* Your task *
Leave out every picture, and restate word for word only the lines from the one containing "What's the underlying" through the end of the material.

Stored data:
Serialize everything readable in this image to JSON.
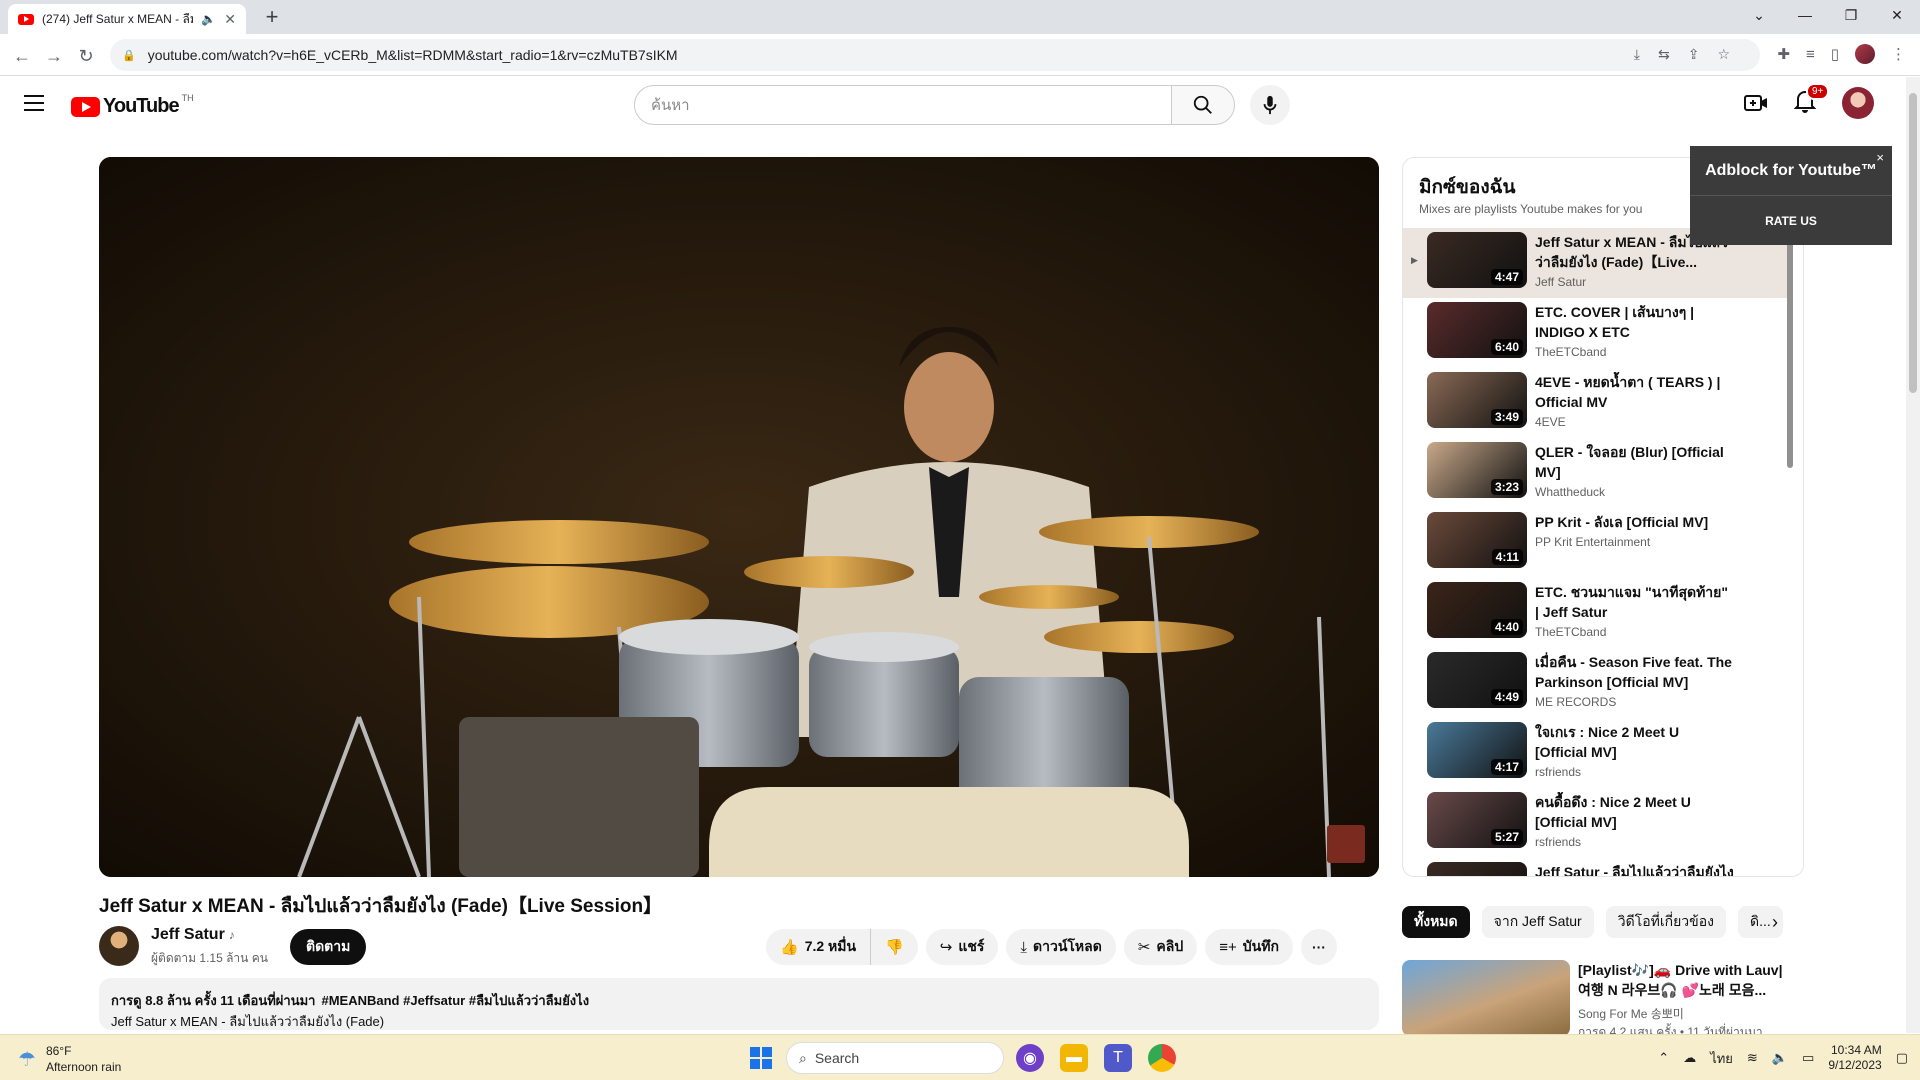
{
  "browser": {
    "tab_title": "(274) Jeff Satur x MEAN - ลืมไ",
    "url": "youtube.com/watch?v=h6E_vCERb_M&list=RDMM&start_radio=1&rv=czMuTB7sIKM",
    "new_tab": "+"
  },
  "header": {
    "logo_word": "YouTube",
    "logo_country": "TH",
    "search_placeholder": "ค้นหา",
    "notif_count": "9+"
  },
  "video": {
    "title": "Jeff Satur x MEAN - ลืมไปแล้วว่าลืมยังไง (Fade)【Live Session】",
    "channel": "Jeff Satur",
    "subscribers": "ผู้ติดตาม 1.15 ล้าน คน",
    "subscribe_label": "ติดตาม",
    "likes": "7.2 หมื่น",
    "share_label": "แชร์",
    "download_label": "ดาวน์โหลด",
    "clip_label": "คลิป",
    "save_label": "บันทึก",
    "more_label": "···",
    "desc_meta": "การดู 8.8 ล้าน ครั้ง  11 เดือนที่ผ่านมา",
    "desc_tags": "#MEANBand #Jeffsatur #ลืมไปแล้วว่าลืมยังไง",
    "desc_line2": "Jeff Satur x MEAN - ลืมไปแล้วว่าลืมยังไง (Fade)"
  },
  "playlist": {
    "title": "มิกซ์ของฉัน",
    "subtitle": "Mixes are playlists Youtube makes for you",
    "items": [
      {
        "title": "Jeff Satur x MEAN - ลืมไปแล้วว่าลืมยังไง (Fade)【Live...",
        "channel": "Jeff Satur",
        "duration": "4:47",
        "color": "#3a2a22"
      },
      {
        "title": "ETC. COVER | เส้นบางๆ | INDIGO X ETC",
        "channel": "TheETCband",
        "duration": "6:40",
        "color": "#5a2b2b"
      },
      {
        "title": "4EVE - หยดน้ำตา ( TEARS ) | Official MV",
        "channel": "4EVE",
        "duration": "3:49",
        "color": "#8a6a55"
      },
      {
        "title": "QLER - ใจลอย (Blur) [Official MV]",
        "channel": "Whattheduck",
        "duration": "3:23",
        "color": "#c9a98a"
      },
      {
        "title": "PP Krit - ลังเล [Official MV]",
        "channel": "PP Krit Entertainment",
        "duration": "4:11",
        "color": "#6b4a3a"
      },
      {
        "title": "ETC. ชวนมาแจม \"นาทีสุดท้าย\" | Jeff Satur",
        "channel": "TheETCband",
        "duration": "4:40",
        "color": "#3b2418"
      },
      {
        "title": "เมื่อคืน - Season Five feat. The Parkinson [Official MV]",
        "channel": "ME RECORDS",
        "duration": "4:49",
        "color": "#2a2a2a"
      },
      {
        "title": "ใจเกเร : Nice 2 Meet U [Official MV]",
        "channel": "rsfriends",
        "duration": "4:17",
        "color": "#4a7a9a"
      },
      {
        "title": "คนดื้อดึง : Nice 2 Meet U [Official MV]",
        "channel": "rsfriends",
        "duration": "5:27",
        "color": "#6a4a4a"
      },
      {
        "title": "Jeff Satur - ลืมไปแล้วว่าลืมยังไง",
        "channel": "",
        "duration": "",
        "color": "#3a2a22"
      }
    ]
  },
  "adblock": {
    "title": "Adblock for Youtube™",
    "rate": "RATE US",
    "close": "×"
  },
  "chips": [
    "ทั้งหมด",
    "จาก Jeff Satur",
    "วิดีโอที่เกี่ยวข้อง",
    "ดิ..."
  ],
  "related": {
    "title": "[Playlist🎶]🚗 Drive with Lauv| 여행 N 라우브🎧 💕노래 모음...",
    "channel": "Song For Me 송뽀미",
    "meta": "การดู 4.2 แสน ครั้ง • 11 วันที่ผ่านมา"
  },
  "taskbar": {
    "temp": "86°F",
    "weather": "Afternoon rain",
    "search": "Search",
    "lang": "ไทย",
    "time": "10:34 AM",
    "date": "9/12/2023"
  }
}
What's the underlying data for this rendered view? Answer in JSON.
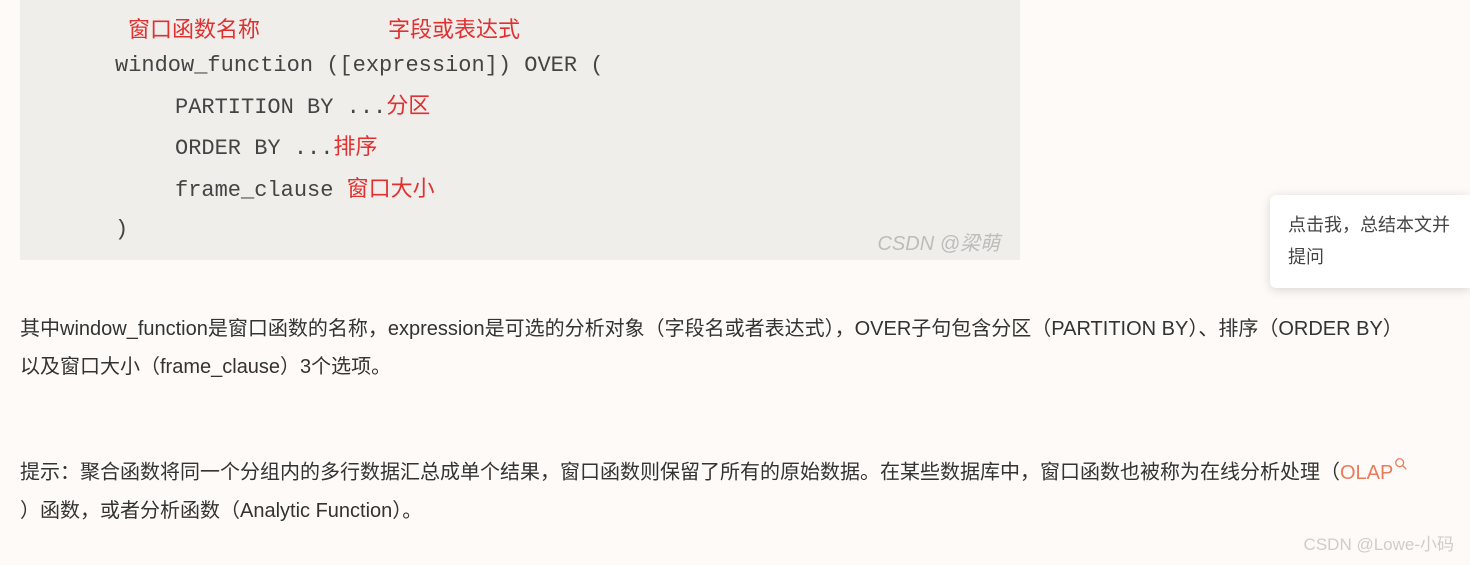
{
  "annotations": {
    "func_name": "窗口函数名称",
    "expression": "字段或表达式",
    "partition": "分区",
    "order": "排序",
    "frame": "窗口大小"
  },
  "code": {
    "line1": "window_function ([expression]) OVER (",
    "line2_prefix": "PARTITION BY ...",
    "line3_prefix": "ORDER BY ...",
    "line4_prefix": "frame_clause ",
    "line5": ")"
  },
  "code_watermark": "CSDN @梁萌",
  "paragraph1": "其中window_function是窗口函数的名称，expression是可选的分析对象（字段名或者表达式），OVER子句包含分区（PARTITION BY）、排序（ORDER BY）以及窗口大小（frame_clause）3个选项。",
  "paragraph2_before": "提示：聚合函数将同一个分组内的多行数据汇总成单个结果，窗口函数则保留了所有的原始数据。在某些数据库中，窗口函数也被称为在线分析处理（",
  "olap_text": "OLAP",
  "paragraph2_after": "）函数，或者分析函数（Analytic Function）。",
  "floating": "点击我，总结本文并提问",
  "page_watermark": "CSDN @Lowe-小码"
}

* Completed exercise *
What's the underlying data for this rendered view? Answer in JSON.
{
  "annotations": {
    "func_name": "窗口函数名称",
    "expression": "字段或表达式",
    "partition": "分区",
    "order": "排序",
    "frame": "窗口大小"
  },
  "code": {
    "line1": "window_function ([expression]) OVER (",
    "line2_prefix": "PARTITION BY ...",
    "line3_prefix": "ORDER BY ...",
    "line4_prefix": "frame_clause ",
    "line5": ")"
  },
  "code_watermark": "CSDN @梁萌",
  "paragraph1": "其中window_function是窗口函数的名称，expression是可选的分析对象（字段名或者表达式），OVER子句包含分区（PARTITION BY）、排序（ORDER BY）以及窗口大小（frame_clause）3个选项。",
  "paragraph2_before": "提示：聚合函数将同一个分组内的多行数据汇总成单个结果，窗口函数则保留了所有的原始数据。在某些数据库中，窗口函数也被称为在线分析处理（",
  "olap_text": "OLAP",
  "paragraph2_after": "）函数，或者分析函数（Analytic Function）。",
  "floating": "点击我，总结本文并提问",
  "page_watermark": "CSDN @Lowe-小码"
}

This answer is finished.